Stated task: Go through each line of the records below and count those with the word "values". Give only the count.
########################################
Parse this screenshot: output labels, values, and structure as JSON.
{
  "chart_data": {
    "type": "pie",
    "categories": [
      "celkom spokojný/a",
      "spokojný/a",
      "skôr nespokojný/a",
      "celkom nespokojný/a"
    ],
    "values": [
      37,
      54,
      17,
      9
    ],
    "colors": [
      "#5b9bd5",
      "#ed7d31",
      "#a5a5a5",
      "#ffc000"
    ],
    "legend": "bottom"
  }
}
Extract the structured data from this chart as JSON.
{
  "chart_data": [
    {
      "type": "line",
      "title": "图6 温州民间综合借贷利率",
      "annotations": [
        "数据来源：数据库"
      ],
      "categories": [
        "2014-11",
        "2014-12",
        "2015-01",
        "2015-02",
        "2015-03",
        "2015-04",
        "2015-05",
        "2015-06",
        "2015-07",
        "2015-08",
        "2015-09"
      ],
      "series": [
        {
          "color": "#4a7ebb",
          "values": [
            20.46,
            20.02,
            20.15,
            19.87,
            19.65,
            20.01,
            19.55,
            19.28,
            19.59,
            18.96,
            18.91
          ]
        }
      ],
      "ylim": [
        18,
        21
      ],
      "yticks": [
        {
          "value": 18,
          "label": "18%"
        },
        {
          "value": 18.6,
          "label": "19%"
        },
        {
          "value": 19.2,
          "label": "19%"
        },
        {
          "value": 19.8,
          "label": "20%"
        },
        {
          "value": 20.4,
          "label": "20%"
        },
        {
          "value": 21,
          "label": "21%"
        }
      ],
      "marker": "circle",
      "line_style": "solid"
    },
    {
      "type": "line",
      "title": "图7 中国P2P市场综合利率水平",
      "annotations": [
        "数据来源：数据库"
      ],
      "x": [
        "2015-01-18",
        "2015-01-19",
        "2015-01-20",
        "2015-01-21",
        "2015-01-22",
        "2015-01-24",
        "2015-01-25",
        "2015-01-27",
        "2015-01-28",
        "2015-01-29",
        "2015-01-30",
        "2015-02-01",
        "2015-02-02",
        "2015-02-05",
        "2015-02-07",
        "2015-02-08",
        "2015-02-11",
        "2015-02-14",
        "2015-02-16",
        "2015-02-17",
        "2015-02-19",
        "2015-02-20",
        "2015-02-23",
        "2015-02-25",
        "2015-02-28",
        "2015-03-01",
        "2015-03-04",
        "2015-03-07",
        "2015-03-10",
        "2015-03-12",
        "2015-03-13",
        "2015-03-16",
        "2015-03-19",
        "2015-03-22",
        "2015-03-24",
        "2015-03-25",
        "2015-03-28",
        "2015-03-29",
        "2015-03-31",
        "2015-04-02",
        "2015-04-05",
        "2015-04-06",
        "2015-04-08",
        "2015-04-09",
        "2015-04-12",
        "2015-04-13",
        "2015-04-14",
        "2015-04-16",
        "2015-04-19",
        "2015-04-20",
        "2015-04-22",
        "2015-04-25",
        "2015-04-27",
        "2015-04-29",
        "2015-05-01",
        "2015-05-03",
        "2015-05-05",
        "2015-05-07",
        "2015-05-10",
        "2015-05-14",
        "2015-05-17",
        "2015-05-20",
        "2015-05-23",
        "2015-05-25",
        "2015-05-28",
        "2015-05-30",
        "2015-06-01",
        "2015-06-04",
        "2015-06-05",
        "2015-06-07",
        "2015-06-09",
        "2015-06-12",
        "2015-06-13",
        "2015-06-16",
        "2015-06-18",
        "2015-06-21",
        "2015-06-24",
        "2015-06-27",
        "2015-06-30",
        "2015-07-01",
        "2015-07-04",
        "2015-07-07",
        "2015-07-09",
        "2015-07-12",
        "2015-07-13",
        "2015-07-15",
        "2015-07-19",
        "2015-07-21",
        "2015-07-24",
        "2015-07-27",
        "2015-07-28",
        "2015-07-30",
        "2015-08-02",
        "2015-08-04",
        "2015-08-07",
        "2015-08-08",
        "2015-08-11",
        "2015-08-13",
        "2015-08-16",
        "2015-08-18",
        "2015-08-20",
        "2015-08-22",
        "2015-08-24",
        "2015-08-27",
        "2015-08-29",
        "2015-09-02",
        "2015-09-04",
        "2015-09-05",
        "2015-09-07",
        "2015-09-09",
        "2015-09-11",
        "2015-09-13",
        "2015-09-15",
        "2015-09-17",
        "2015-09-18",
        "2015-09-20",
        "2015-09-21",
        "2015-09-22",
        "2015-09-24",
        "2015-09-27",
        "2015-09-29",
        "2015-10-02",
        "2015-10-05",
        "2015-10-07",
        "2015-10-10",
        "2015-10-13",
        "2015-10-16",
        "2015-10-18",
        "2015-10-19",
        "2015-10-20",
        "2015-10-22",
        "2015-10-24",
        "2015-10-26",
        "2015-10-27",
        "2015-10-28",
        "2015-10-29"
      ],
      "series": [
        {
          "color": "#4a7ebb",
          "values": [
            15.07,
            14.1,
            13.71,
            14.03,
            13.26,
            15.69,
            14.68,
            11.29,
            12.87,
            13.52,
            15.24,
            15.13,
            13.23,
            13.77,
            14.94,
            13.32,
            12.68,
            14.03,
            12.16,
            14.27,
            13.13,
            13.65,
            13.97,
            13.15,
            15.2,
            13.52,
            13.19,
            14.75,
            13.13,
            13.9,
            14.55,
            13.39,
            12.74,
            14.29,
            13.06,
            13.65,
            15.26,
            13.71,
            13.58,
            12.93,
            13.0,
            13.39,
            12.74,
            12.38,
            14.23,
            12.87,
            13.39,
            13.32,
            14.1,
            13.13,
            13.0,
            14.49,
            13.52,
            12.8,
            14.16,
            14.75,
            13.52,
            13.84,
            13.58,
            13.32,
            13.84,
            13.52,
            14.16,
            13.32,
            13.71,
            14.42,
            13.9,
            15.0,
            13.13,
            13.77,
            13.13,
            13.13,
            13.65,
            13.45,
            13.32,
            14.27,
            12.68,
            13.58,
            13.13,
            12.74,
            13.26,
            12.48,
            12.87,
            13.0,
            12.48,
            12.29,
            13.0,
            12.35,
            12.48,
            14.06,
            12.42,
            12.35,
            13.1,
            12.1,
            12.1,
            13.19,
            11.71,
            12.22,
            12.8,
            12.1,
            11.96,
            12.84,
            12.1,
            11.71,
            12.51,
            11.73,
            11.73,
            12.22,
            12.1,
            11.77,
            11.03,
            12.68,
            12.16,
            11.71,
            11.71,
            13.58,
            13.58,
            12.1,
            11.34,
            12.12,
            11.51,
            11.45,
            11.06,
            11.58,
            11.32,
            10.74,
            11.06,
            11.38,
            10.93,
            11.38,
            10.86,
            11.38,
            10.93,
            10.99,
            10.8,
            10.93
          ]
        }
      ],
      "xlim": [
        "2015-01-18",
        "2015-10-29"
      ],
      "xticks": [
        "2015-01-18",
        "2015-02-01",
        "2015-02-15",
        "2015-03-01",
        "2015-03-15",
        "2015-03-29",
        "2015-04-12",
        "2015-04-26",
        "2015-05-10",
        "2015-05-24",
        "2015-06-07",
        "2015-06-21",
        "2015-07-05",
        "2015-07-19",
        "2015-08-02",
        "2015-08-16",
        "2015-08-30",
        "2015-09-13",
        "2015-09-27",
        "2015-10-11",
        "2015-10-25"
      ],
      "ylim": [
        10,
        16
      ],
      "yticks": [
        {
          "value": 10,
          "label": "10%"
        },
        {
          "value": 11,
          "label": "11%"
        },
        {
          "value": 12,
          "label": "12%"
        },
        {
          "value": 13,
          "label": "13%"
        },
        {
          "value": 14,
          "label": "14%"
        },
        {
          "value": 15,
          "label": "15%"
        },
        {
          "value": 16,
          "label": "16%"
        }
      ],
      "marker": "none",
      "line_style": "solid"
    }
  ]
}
########################################
Solution to this task: 4